Written problem
Where does the string "value" appear in the records? Copy every line that contains it.

Extracted data
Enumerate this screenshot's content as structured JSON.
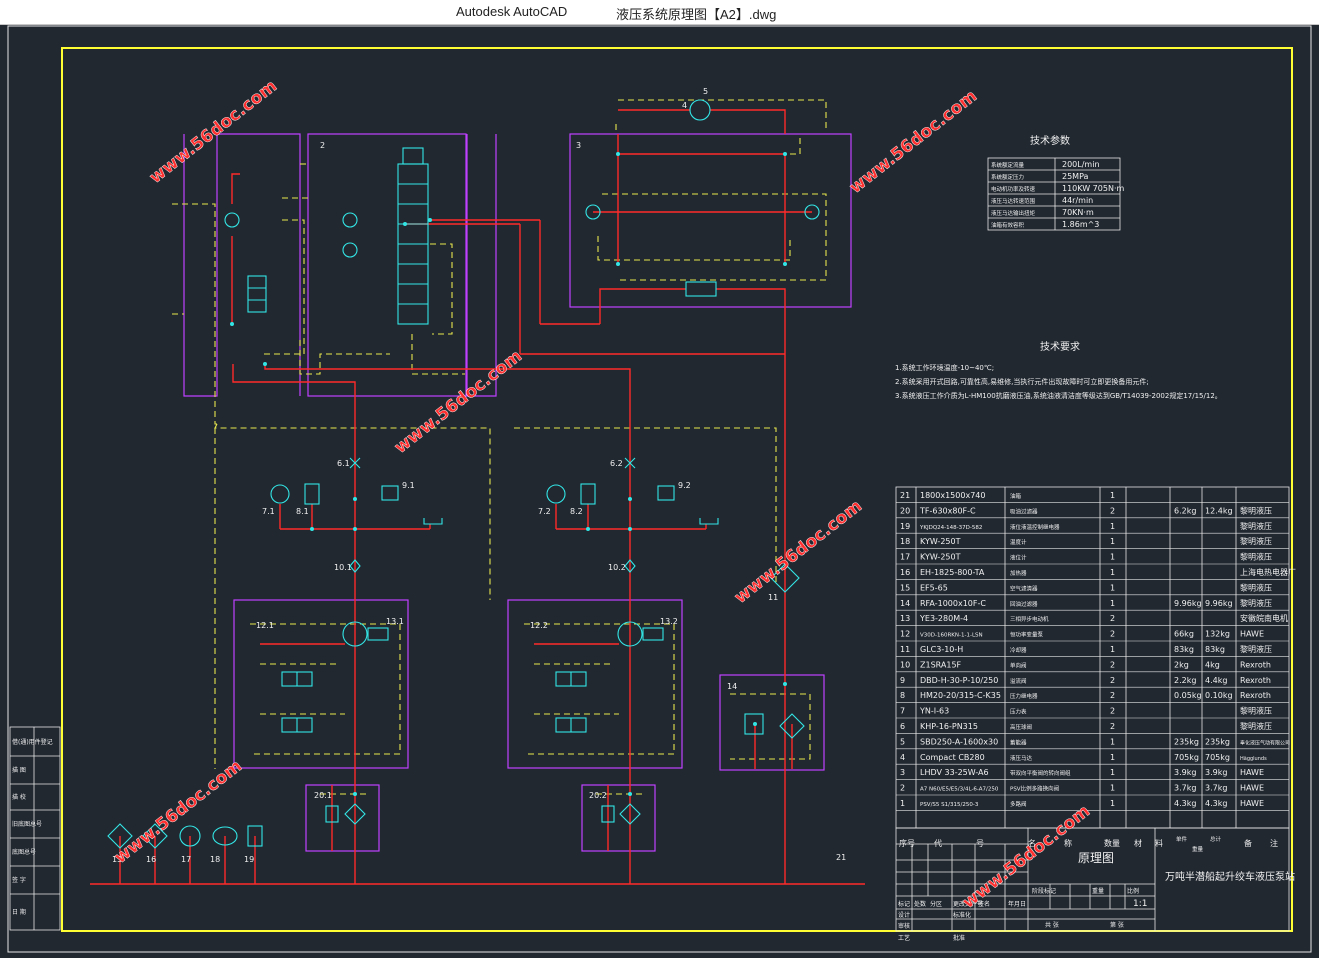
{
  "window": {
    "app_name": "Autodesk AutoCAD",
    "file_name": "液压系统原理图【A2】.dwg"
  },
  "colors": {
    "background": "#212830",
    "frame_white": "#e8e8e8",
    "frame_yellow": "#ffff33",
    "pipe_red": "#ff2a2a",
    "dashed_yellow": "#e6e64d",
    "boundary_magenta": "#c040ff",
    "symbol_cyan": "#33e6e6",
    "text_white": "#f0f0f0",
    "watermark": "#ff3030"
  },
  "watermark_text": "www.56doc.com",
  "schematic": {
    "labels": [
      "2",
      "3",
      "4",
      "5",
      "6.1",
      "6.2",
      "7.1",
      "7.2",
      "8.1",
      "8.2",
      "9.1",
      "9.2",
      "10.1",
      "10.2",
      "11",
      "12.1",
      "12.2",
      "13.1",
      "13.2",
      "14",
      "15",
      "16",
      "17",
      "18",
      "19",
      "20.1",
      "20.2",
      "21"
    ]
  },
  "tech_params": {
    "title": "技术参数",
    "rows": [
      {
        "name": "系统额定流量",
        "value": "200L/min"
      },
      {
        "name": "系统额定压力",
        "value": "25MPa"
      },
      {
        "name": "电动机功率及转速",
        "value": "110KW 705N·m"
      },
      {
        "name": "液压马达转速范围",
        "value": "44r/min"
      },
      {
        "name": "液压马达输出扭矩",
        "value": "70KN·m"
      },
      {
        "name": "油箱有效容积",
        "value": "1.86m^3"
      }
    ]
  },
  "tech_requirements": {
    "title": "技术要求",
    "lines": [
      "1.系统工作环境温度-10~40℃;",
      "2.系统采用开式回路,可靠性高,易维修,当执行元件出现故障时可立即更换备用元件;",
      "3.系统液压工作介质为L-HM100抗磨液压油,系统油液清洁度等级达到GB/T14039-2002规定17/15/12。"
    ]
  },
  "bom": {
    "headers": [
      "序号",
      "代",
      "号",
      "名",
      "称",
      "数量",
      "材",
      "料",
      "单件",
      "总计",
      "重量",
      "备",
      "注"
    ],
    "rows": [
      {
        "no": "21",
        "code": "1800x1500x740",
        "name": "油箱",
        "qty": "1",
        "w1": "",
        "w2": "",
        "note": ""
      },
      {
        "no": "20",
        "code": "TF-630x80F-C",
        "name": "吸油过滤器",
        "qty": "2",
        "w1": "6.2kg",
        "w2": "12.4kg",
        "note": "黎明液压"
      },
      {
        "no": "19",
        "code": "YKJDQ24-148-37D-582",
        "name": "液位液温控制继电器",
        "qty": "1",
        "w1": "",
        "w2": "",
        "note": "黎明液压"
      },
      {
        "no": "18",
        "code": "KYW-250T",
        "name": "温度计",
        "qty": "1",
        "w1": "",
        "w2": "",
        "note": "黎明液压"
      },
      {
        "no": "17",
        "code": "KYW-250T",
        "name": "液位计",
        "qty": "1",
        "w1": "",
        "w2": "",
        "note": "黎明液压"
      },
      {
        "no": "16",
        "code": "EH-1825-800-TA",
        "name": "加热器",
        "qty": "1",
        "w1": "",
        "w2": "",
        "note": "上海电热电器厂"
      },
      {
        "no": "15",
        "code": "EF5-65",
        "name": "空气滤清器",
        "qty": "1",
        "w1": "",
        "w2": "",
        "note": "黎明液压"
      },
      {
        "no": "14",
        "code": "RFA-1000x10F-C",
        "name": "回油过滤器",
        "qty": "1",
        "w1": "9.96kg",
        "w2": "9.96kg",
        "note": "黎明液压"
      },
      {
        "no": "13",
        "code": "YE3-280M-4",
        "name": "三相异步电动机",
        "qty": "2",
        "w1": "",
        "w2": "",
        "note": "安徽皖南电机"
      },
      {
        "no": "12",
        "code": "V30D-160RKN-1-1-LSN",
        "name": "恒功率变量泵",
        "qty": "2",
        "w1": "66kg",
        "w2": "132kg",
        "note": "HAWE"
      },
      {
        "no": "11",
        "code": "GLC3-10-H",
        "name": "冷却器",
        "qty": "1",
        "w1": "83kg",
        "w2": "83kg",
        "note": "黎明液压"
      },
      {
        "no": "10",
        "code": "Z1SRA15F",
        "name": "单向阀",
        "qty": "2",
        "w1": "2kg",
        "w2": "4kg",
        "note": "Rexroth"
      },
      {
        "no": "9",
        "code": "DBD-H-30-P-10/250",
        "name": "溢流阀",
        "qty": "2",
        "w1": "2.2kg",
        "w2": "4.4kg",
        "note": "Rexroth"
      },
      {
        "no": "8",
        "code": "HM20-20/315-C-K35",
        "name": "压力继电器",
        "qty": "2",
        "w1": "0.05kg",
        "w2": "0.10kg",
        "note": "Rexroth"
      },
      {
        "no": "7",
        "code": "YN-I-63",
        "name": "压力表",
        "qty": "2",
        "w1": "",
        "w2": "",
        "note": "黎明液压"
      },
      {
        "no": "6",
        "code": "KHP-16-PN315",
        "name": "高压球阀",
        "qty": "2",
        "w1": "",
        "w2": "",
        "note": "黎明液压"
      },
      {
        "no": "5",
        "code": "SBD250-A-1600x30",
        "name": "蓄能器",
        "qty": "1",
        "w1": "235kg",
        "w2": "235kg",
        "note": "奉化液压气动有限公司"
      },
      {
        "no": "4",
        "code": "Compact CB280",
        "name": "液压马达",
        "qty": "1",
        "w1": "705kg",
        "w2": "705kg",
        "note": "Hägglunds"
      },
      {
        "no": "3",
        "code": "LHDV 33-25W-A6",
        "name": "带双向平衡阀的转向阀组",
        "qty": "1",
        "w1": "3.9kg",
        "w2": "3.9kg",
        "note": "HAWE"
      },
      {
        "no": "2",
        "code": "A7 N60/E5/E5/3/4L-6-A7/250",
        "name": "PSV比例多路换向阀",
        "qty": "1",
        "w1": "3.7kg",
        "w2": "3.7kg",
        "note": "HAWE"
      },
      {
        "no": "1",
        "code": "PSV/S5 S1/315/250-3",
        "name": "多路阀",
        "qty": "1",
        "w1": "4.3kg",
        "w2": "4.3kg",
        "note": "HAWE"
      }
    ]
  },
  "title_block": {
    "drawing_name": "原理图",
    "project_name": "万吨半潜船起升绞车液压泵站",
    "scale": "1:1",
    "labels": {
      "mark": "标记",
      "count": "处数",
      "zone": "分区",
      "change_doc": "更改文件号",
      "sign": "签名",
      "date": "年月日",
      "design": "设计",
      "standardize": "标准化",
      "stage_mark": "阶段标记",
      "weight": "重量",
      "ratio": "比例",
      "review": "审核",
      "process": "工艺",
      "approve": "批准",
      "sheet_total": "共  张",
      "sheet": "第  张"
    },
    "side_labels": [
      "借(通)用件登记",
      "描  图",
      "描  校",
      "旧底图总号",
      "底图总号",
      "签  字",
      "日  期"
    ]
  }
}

Solved exercise
        "value": "200L/min"
        "value": "25MPa"
        "value": "110KW 705N·m"
        "value": "44r/min"
        "value": "70KN·m"
        "value": "1.86m^3"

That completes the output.